>> Start Input for this task

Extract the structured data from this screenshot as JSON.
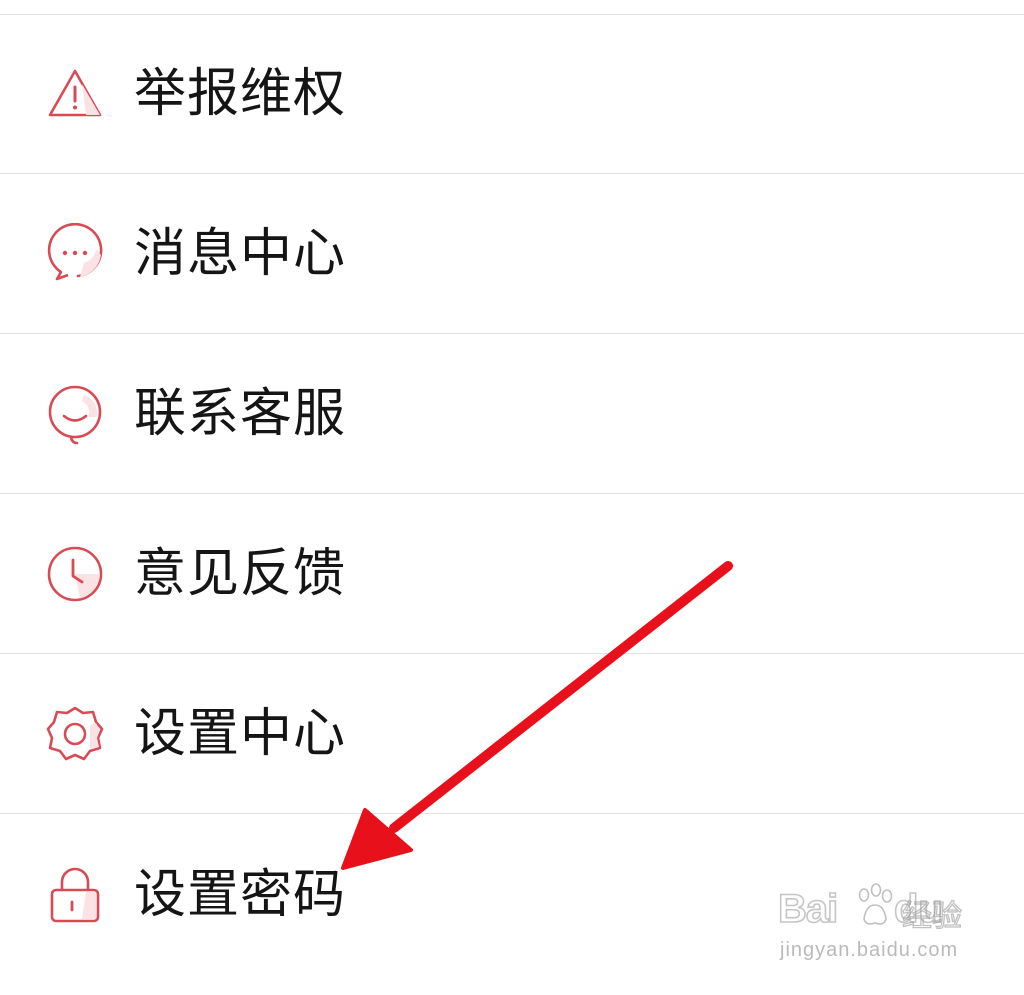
{
  "colors": {
    "icon_stroke": "#d84b55",
    "icon_fill_light": "#fbe3e5",
    "text": "#151515",
    "divider": "#e2e2e2",
    "arrow": "#e8101a"
  },
  "menu": {
    "items": [
      {
        "label": "举报维权",
        "icon": "warning-icon"
      },
      {
        "label": "消息中心",
        "icon": "message-icon"
      },
      {
        "label": "联系客服",
        "icon": "customer-service-icon"
      },
      {
        "label": "意见反馈",
        "icon": "clock-icon"
      },
      {
        "label": "设置中心",
        "icon": "gear-icon"
      },
      {
        "label": "设置密码",
        "icon": "lock-icon"
      }
    ]
  },
  "annotation": {
    "icon": "red-arrow-icon"
  },
  "watermark": {
    "brand_latin_1": "Bai",
    "brand_latin_2": "du",
    "brand_cn": "经验",
    "url": "jingyan.baidu.com"
  }
}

>> End Input for this task

▶ Exercise task: Reproduce the listing exactly. Leave its pictures out.

▶ Solution to this problem:
Extract the structured data from this screenshot as JSON.
{
  "colors": {
    "icon_stroke": "#d84b55",
    "icon_fill_light": "#fbe3e5",
    "text": "#151515",
    "divider": "#e2e2e2",
    "arrow": "#e8101a"
  },
  "menu": {
    "items": [
      {
        "label": "举报维权",
        "icon": "warning-icon"
      },
      {
        "label": "消息中心",
        "icon": "message-icon"
      },
      {
        "label": "联系客服",
        "icon": "customer-service-icon"
      },
      {
        "label": "意见反馈",
        "icon": "clock-icon"
      },
      {
        "label": "设置中心",
        "icon": "gear-icon"
      },
      {
        "label": "设置密码",
        "icon": "lock-icon"
      }
    ]
  },
  "annotation": {
    "icon": "red-arrow-icon"
  },
  "watermark": {
    "brand_latin_1": "Bai",
    "brand_latin_2": "du",
    "brand_cn": "经验",
    "url": "jingyan.baidu.com"
  }
}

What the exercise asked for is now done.